| Exercise task |
Locate the lines of the listing below that hold "this", then copy each of them.
* * * * * * * * *
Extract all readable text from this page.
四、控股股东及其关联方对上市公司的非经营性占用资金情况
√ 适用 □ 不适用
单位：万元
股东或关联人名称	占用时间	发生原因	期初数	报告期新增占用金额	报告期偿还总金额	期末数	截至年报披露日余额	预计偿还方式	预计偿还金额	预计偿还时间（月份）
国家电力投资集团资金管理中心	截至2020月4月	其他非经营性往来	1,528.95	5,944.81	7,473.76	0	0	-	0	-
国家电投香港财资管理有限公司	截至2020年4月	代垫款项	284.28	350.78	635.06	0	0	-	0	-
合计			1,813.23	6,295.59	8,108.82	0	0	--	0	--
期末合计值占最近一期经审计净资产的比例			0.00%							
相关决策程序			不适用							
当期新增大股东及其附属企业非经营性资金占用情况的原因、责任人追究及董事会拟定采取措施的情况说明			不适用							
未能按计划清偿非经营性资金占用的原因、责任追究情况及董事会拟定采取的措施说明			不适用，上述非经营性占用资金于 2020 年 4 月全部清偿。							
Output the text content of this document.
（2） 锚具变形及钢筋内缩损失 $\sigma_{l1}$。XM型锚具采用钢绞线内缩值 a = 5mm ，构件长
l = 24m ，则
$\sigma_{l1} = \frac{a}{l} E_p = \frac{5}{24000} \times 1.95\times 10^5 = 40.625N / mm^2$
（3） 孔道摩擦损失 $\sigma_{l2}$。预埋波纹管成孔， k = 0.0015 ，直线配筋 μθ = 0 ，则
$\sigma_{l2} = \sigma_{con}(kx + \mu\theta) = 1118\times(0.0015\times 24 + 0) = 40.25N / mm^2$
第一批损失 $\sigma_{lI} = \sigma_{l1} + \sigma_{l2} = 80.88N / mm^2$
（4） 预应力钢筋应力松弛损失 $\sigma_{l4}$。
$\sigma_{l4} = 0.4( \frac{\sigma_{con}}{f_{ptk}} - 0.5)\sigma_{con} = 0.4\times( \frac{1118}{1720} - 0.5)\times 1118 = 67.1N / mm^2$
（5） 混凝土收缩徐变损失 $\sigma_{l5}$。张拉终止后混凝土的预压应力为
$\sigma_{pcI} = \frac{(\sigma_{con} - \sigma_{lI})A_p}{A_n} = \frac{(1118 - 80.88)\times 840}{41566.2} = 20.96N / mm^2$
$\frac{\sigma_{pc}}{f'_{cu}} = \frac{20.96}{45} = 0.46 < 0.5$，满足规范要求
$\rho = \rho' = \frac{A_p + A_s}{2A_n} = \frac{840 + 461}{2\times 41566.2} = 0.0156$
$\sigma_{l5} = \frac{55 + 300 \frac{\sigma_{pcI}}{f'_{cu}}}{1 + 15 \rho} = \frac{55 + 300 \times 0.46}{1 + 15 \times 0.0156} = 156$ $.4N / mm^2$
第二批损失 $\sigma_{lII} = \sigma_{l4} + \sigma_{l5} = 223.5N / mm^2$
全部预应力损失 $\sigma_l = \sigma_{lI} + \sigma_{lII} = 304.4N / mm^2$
* * * * * * * * *
| Complete answer |
Extract all readable text from this page.
Output the text content of this document.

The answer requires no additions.